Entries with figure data
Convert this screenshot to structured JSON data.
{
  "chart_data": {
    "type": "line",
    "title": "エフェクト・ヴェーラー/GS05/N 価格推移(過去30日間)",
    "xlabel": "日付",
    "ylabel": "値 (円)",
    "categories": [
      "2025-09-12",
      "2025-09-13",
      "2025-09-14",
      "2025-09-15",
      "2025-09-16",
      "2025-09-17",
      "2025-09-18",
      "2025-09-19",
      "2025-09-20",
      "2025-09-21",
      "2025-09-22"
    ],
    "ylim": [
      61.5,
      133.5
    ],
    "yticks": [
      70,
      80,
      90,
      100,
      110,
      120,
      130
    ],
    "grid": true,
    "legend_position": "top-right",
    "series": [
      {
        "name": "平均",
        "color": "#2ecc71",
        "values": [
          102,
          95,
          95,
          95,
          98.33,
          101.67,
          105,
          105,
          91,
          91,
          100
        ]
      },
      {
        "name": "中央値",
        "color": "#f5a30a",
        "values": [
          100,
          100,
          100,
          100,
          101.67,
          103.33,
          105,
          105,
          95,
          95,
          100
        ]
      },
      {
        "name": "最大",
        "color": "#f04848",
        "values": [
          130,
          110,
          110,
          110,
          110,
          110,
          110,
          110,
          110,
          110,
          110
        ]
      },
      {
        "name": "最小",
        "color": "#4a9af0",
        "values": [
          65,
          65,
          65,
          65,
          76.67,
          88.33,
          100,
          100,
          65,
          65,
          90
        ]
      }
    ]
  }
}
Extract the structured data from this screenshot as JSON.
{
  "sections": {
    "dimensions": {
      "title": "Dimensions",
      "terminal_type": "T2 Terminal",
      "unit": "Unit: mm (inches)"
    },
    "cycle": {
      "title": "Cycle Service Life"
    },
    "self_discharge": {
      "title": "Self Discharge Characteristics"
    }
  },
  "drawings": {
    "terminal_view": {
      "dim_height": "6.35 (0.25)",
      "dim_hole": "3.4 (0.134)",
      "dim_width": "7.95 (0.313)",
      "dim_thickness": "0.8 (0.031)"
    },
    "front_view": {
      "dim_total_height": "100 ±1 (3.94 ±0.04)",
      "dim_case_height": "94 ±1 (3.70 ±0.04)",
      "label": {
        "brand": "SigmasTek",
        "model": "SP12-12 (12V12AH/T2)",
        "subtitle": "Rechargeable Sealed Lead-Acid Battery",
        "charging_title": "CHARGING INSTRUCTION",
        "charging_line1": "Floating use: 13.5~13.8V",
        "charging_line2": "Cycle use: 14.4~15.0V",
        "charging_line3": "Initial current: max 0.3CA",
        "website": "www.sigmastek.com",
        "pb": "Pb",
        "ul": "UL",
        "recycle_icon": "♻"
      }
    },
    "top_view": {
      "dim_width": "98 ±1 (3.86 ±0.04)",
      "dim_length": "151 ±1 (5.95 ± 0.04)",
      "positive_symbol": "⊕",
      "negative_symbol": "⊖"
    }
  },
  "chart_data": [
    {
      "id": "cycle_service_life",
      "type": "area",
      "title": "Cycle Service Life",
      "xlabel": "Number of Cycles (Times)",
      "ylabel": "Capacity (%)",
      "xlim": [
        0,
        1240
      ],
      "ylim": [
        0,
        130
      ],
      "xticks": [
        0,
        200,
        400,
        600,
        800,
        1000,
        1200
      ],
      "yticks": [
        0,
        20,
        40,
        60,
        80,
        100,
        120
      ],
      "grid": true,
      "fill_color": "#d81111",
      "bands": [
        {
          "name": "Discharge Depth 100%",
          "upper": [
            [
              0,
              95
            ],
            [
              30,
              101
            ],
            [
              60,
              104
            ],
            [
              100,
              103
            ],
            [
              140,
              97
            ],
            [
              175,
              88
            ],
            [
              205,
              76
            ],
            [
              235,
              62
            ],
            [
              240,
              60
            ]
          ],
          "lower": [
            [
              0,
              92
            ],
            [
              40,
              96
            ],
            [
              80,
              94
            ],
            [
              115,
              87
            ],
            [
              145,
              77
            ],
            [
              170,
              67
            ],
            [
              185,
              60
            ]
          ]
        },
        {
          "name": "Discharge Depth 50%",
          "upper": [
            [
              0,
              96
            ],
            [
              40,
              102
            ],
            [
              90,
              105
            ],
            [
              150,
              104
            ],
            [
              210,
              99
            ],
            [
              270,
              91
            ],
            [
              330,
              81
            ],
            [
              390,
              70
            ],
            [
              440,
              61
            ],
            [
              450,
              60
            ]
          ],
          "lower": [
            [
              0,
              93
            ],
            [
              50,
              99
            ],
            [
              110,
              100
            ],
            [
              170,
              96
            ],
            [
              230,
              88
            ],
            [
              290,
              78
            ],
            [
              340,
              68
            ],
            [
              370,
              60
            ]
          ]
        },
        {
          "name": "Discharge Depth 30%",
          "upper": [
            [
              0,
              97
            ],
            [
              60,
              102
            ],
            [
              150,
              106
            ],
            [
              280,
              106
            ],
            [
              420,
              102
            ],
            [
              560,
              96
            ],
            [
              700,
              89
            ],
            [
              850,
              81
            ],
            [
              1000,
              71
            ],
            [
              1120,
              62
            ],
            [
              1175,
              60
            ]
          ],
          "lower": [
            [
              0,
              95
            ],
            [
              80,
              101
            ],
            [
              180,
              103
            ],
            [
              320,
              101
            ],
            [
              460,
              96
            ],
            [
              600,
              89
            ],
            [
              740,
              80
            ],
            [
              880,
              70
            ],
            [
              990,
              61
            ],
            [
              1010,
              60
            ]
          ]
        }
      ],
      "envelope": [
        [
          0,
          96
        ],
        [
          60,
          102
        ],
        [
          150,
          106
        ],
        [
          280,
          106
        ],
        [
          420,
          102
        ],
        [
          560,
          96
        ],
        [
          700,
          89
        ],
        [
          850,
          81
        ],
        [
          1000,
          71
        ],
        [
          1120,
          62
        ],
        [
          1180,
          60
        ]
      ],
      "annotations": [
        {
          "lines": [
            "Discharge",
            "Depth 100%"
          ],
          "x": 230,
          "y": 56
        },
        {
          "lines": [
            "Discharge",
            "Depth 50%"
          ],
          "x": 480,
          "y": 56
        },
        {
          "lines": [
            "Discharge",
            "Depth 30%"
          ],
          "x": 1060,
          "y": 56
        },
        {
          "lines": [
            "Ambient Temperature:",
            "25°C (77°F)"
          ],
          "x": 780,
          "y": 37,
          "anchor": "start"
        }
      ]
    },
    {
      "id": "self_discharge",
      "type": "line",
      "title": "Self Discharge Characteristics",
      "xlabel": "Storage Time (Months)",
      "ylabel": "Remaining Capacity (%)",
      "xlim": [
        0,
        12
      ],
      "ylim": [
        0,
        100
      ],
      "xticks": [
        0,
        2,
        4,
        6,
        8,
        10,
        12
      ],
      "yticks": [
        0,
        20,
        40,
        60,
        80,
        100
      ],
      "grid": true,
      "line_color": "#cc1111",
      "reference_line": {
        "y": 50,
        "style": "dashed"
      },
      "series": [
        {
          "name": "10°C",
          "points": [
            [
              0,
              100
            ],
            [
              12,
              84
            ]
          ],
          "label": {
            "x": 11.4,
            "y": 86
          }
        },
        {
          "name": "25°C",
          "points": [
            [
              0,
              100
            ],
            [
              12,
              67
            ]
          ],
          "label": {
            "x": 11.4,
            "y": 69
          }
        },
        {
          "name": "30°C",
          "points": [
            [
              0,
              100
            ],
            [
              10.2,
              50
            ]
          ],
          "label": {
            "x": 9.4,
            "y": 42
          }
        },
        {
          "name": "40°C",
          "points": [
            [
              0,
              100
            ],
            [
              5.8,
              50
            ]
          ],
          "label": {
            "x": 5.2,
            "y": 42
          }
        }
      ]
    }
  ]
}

Brief:
Every line above should be retyped exactly as given.

Answer for the task:
Convert this screenshot to structured JSON data.
{
  "chart_data": {
    "type": "line",
    "title": "エフェクト・ヴェーラー/GS05/N 価格推移(過去30日間)",
    "xlabel": "日付",
    "ylabel": "値 (円)",
    "categories": [
      "2025-09-12",
      "2025-09-13",
      "2025-09-14",
      "2025-09-15",
      "2025-09-16",
      "2025-09-17",
      "2025-09-18",
      "2025-09-19",
      "2025-09-20",
      "2025-09-21",
      "2025-09-22"
    ],
    "ylim": [
      61.5,
      133.5
    ],
    "yticks": [
      70,
      80,
      90,
      100,
      110,
      120,
      130
    ],
    "grid": true,
    "legend_position": "top-right",
    "series": [
      {
        "name": "平均",
        "color": "#2ecc71",
        "values": [
          102,
          95,
          95,
          95,
          98.33,
          101.67,
          105,
          105,
          91,
          91,
          100
        ]
      },
      {
        "name": "中央値",
        "color": "#f5a30a",
        "values": [
          100,
          100,
          100,
          100,
          101.67,
          103.33,
          105,
          105,
          95,
          95,
          100
        ]
      },
      {
        "name": "最大",
        "color": "#f04848",
        "values": [
          130,
          110,
          110,
          110,
          110,
          110,
          110,
          110,
          110,
          110,
          110
        ]
      },
      {
        "name": "最小",
        "color": "#4a9af0",
        "values": [
          65,
          65,
          65,
          65,
          76.67,
          88.33,
          100,
          100,
          65,
          65,
          90
        ]
      }
    ]
  }
}
Extract the structured data from this screenshot as JSON.
{
  "sections": {
    "dimensions": {
      "title": "Dimensions",
      "terminal_type": "T2 Terminal",
      "unit": "Unit: mm (inches)"
    },
    "cycle": {
      "title": "Cycle Service Life"
    },
    "self_discharge": {
      "title": "Self Discharge Characteristics"
    }
  },
  "drawings": {
    "terminal_view": {
      "dim_height": "6.35 (0.25)",
      "dim_hole": "3.4 (0.134)",
      "dim_width": "7.95 (0.313)",
      "dim_thickness": "0.8 (0.031)"
    },
    "front_view": {
      "dim_total_height": "100 ±1 (3.94 ±0.04)",
      "dim_case_height": "94 ±1 (3.70 ±0.04)",
      "label": {
        "brand": "SigmasTek",
        "model": "SP12-12 (12V12AH/T2)",
        "subtitle": "Rechargeable Sealed Lead-Acid Battery",
        "charging_title": "CHARGING INSTRUCTION",
        "charging_line1": "Floating use: 13.5~13.8V",
        "charging_line2": "Cycle use: 14.4~15.0V",
        "charging_line3": "Initial current: max 0.3CA",
        "website": "www.sigmastek.com",
        "pb": "Pb",
        "ul": "UL",
        "recycle_icon": "♻"
      }
    },
    "top_view": {
      "dim_width": "98 ±1 (3.86 ±0.04)",
      "dim_length": "151 ±1 (5.95 ± 0.04)",
      "positive_symbol": "⊕",
      "negative_symbol": "⊖"
    }
  },
  "chart_data": [
    {
      "id": "cycle_service_life",
      "type": "area",
      "title": "Cycle Service Life",
      "xlabel": "Number of Cycles (Times)",
      "ylabel": "Capacity (%)",
      "xlim": [
        0,
        1240
      ],
      "ylim": [
        0,
        130
      ],
      "xticks": [
        0,
        200,
        400,
        600,
        800,
        1000,
        1200
      ],
      "yticks": [
        0,
        20,
        40,
        60,
        80,
        100,
        120
      ],
      "grid": true,
      "fill_color": "#d81111",
      "bands": [
        {
          "name": "Discharge Depth 100%",
          "upper": [
            [
              0,
              95
            ],
            [
              30,
              101
            ],
            [
              60,
              104
            ],
            [
              100,
              103
            ],
            [
              140,
              97
            ],
            [
              175,
              88
            ],
            [
              205,
              76
            ],
            [
              235,
              62
            ],
            [
              240,
              60
            ]
          ],
          "lower": [
            [
              0,
              92
            ],
            [
              40,
              96
            ],
            [
              80,
              94
            ],
            [
              115,
              87
            ],
            [
              145,
              77
            ],
            [
              170,
              67
            ],
            [
              185,
              60
            ]
          ]
        },
        {
          "name": "Discharge Depth 50%",
          "upper": [
            [
              0,
              96
            ],
            [
              40,
              102
            ],
            [
              90,
              105
            ],
            [
              150,
              104
            ],
            [
              210,
              99
            ],
            [
              270,
              91
            ],
            [
              330,
              81
            ],
            [
              390,
              70
            ],
            [
              440,
              61
            ],
            [
              450,
              60
            ]
          ],
          "lower": [
            [
              0,
              93
            ],
            [
              50,
              99
            ],
            [
              110,
              100
            ],
            [
              170,
              96
            ],
            [
              230,
              88
            ],
            [
              290,
              78
            ],
            [
              340,
              68
            ],
            [
              370,
              60
            ]
          ]
        },
        {
          "name": "Discharge Depth 30%",
          "upper": [
            [
              0,
              97
            ],
            [
              60,
              102
            ],
            [
              150,
              106
            ],
            [
              280,
              106
            ],
            [
              420,
              102
            ],
            [
              560,
              96
            ],
            [
              700,
              89
            ],
            [
              850,
              81
            ],
            [
              1000,
              71
            ],
            [
              1120,
              62
            ],
            [
              1175,
              60
            ]
          ],
          "lower": [
            [
              0,
              95
            ],
            [
              80,
              101
            ],
            [
              180,
              103
            ],
            [
              320,
              101
            ],
            [
              460,
              96
            ],
            [
              600,
              89
            ],
            [
              740,
              80
            ],
            [
              880,
              70
            ],
            [
              990,
              61
            ],
            [
              1010,
              60
            ]
          ]
        }
      ],
      "envelope": [
        [
          0,
          96
        ],
        [
          60,
          102
        ],
        [
          150,
          106
        ],
        [
          280,
          106
        ],
        [
          420,
          102
        ],
        [
          560,
          96
        ],
        [
          700,
          89
        ],
        [
          850,
          81
        ],
        [
          1000,
          71
        ],
        [
          1120,
          62
        ],
        [
          1180,
          60
        ]
      ],
      "annotations": [
        {
          "lines": [
            "Discharge",
            "Depth 100%"
          ],
          "x": 230,
          "y": 56
        },
        {
          "lines": [
            "Discharge",
            "Depth 50%"
          ],
          "x": 480,
          "y": 56
        },
        {
          "lines": [
            "Discharge",
            "Depth 30%"
          ],
          "x": 1060,
          "y": 56
        },
        {
          "lines": [
            "Ambient Temperature:",
            "25°C (77°F)"
          ],
          "x": 780,
          "y": 37,
          "anchor": "start"
        }
      ]
    },
    {
      "id": "self_discharge",
      "type": "line",
      "title": "Self Discharge Characteristics",
      "xlabel": "Storage Time (Months)",
      "ylabel": "Remaining Capacity (%)",
      "xlim": [
        0,
        12
      ],
      "ylim": [
        0,
        100
      ],
      "xticks": [
        0,
        2,
        4,
        6,
        8,
        10,
        12
      ],
      "yticks": [
        0,
        20,
        40,
        60,
        80,
        100
      ],
      "grid": true,
      "line_color": "#cc1111",
      "reference_line": {
        "y": 50,
        "style": "dashed"
      },
      "series": [
        {
          "name": "10°C",
          "points": [
            [
              0,
              100
            ],
            [
              12,
              84
            ]
          ],
          "label": {
            "x": 11.4,
            "y": 86
          }
        },
        {
          "name": "25°C",
          "points": [
            [
              0,
              100
            ],
            [
              12,
              67
            ]
          ],
          "label": {
            "x": 11.4,
            "y": 69
          }
        },
        {
          "name": "30°C",
          "points": [
            [
              0,
              100
            ],
            [
              10.2,
              50
            ]
          ],
          "label": {
            "x": 9.4,
            "y": 42
          }
        },
        {
          "name": "40°C",
          "points": [
            [
              0,
              100
            ],
            [
              5.8,
              50
            ]
          ],
          "label": {
            "x": 5.2,
            "y": 42
          }
        }
      ]
    }
  ]
}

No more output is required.